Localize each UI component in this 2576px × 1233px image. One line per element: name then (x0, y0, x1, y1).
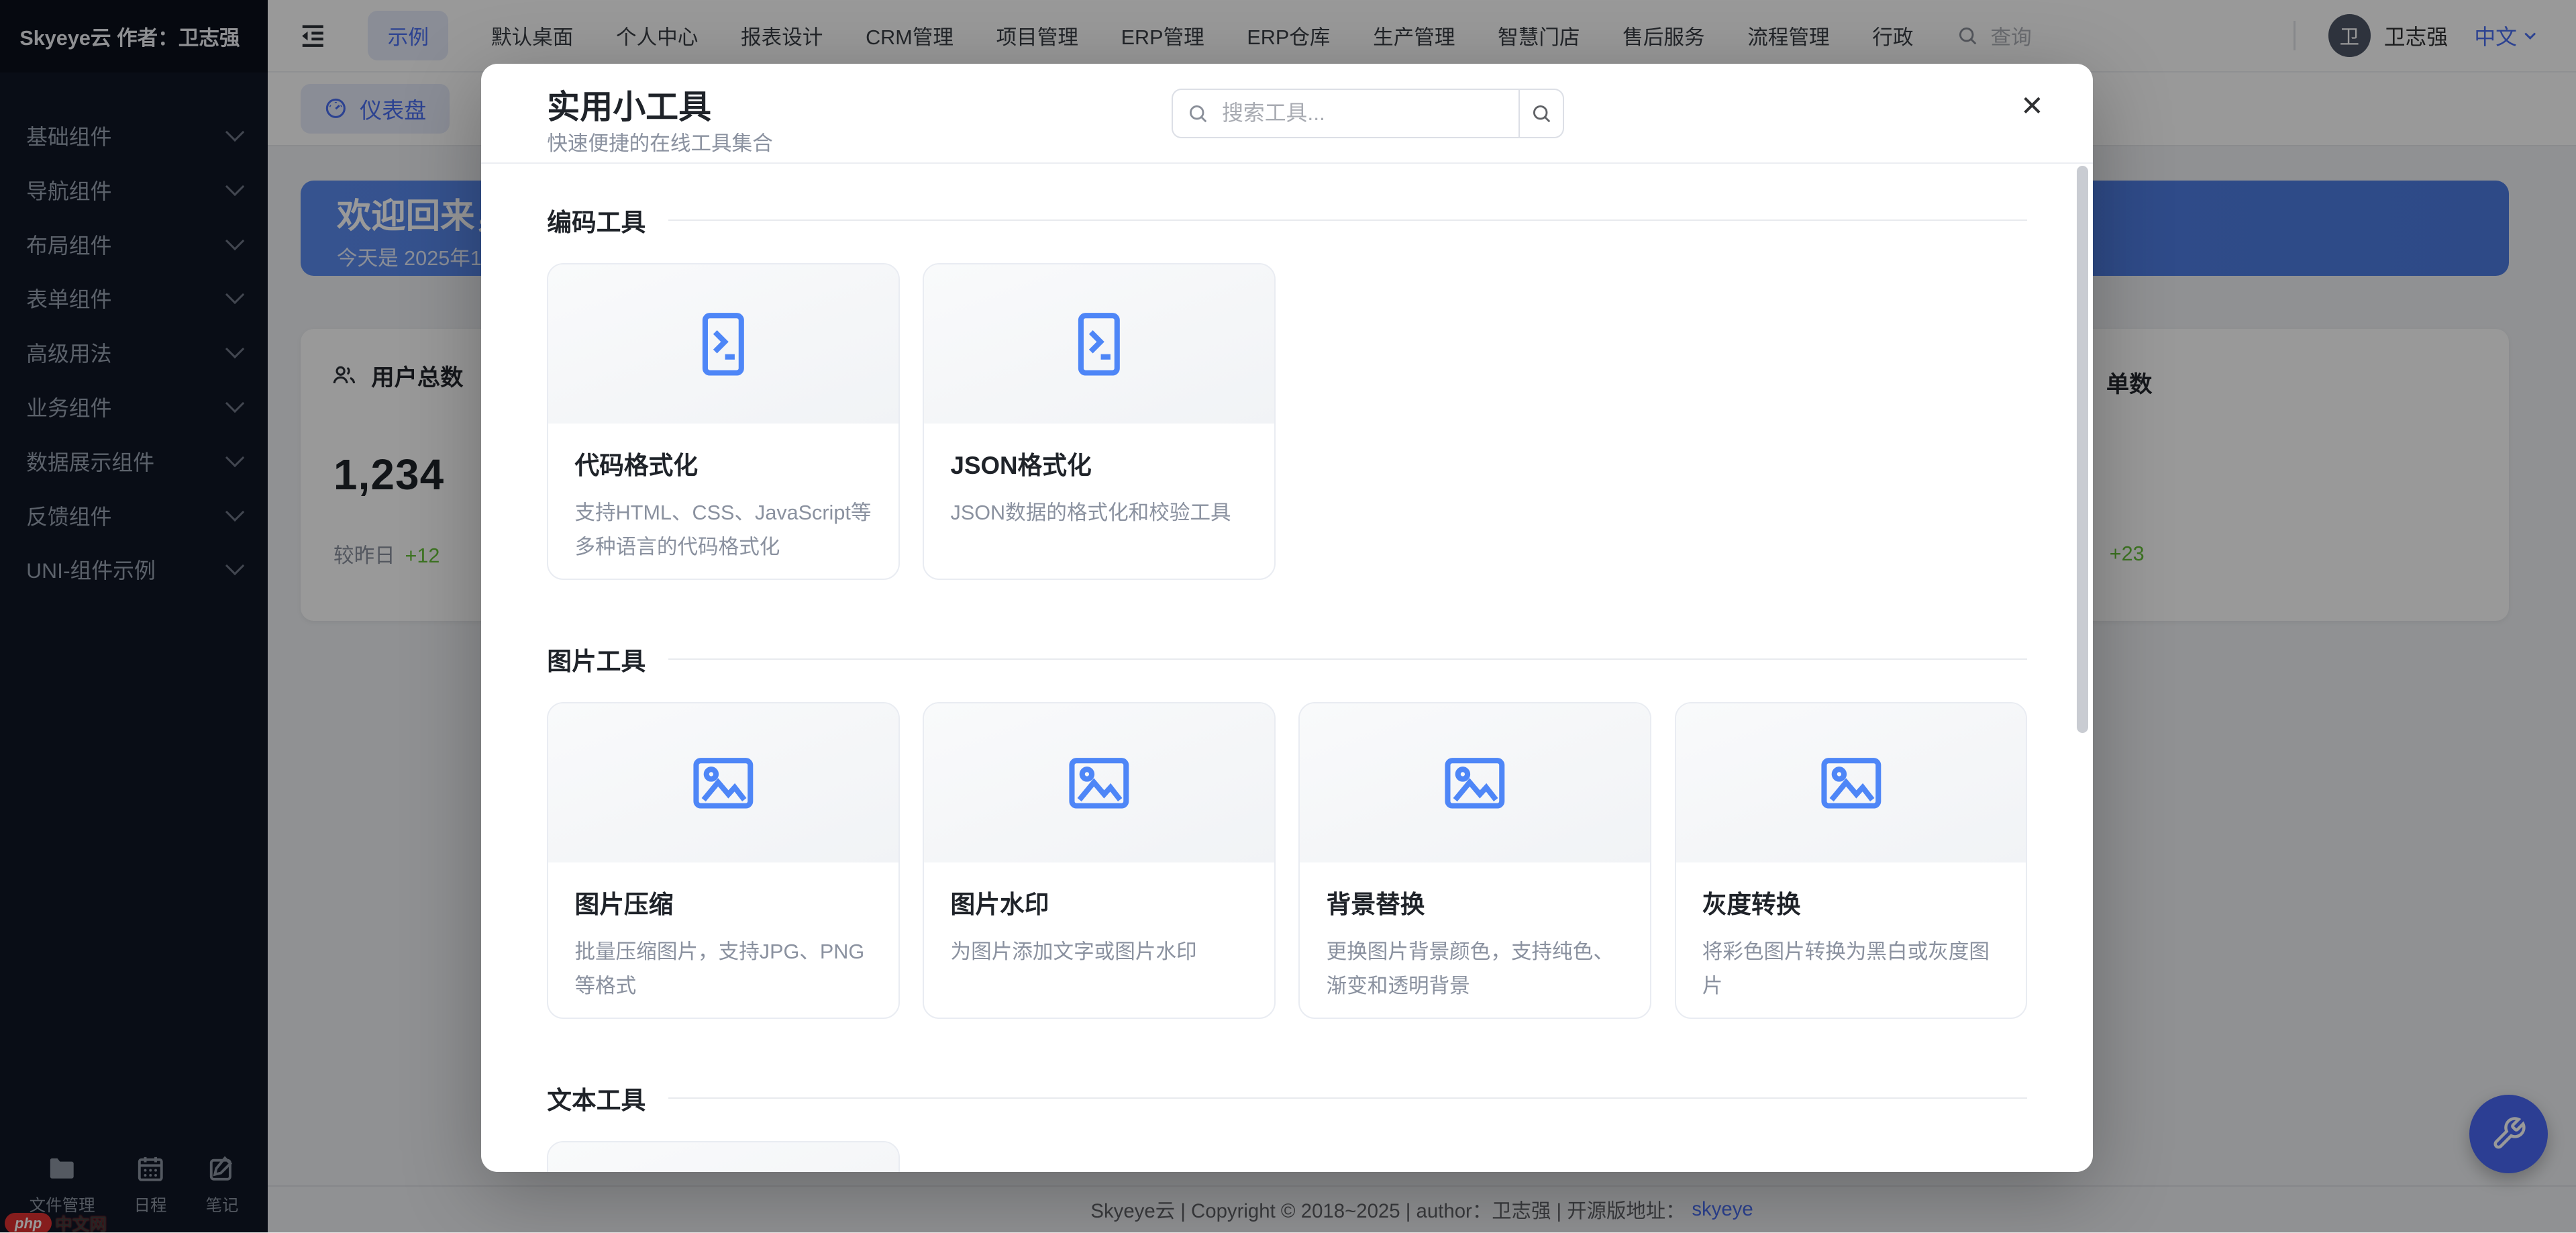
tool-card-image-compress[interactable]: 图片压缩 批量压缩图片，支持JPG、PNG等格式 (547, 702, 900, 1020)
modal-header: 实用小工具 快速便捷的在线工具集合 ✕ (481, 64, 2093, 164)
tool-card-json-format[interactable]: JSON格式化 JSON数据的格式化和校验工具 (923, 263, 1276, 581)
tool-card-grayscale[interactable]: 灰度转换 将彩色图片转换为黑白或灰度图片 (1675, 702, 2028, 1020)
terminal-icon (924, 264, 1274, 424)
tool-card-image-watermark[interactable]: 图片水印 为图片添加文字或图片水印 (923, 702, 1276, 1020)
section-text-tools: 文本工具 (547, 1080, 2027, 1116)
divider (668, 219, 2027, 221)
modal-scrollbar-thumb[interactable] (2077, 166, 2088, 733)
text-a-icon (548, 1142, 898, 1172)
search-icon (1530, 102, 1553, 125)
modal-search (1172, 89, 1564, 138)
section-image-tools: 图片工具 (547, 641, 2027, 677)
image-icon (924, 703, 1274, 862)
terminal-icon (548, 264, 898, 424)
search-button[interactable] (1520, 89, 1564, 138)
tool-card-background-replace[interactable]: 背景替换 更换图片背景颜色，支持纯色、渐变和透明背景 (1298, 702, 1651, 1020)
search-icon (1186, 102, 1209, 125)
tool-card-text[interactable] (547, 1141, 900, 1172)
modal-title: 实用小工具 (547, 81, 711, 128)
divider (668, 658, 2027, 660)
image-icon (1300, 703, 1650, 862)
modal-body: 编码工具 代码格式化 支持HTML、CSS、JavaScript等多种语言的代码… (481, 164, 2071, 1172)
section-coding-tools: 编码工具 (547, 202, 2027, 238)
close-icon[interactable]: ✕ (2020, 92, 2044, 120)
tool-card-code-format[interactable]: 代码格式化 支持HTML、CSS、JavaScript等多种语言的代码格式化 (547, 263, 900, 581)
image-icon (1676, 703, 2026, 862)
app-root: Skyeye云 作者：卫志强 基础组件 导航组件 布局组件 表单组件 高级用法 … (0, 0, 2576, 1232)
tools-modal: 实用小工具 快速便捷的在线工具集合 ✕ 编码工具 代码格式化 (481, 64, 2093, 1171)
divider (668, 1097, 2027, 1099)
image-icon (548, 703, 898, 862)
tool-search-input[interactable] (1172, 89, 1520, 138)
modal-subtitle: 快速便捷的在线工具集合 (547, 127, 773, 156)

**SHORT TASK:** Swap "modal-header" for "dialog-header" in the lines between the one holding "tool-card-image-compress[interactable]: 图片压缩 批量压缩图片，支持JPG、PNG等格式" and the one holding "terminal-icon (924, 264, 1274, 424)", inclusive, and write out only those lines with nothing else changed.

**PROBLEM SOLUTION:**
tool-card-image-compress[interactable]: 图片压缩 批量压缩图片，支持JPG、PNG等格式 (547, 702, 900, 1020)
dialog-header: 实用小工具 快速便捷的在线工具集合 ✕ (481, 64, 2093, 164)
tool-card-json-format[interactable]: JSON格式化 JSON数据的格式化和校验工具 (923, 263, 1276, 581)
tool-card-grayscale[interactable]: 灰度转换 将彩色图片转换为黑白或灰度图片 (1675, 702, 2028, 1020)
terminal-icon (924, 264, 1274, 424)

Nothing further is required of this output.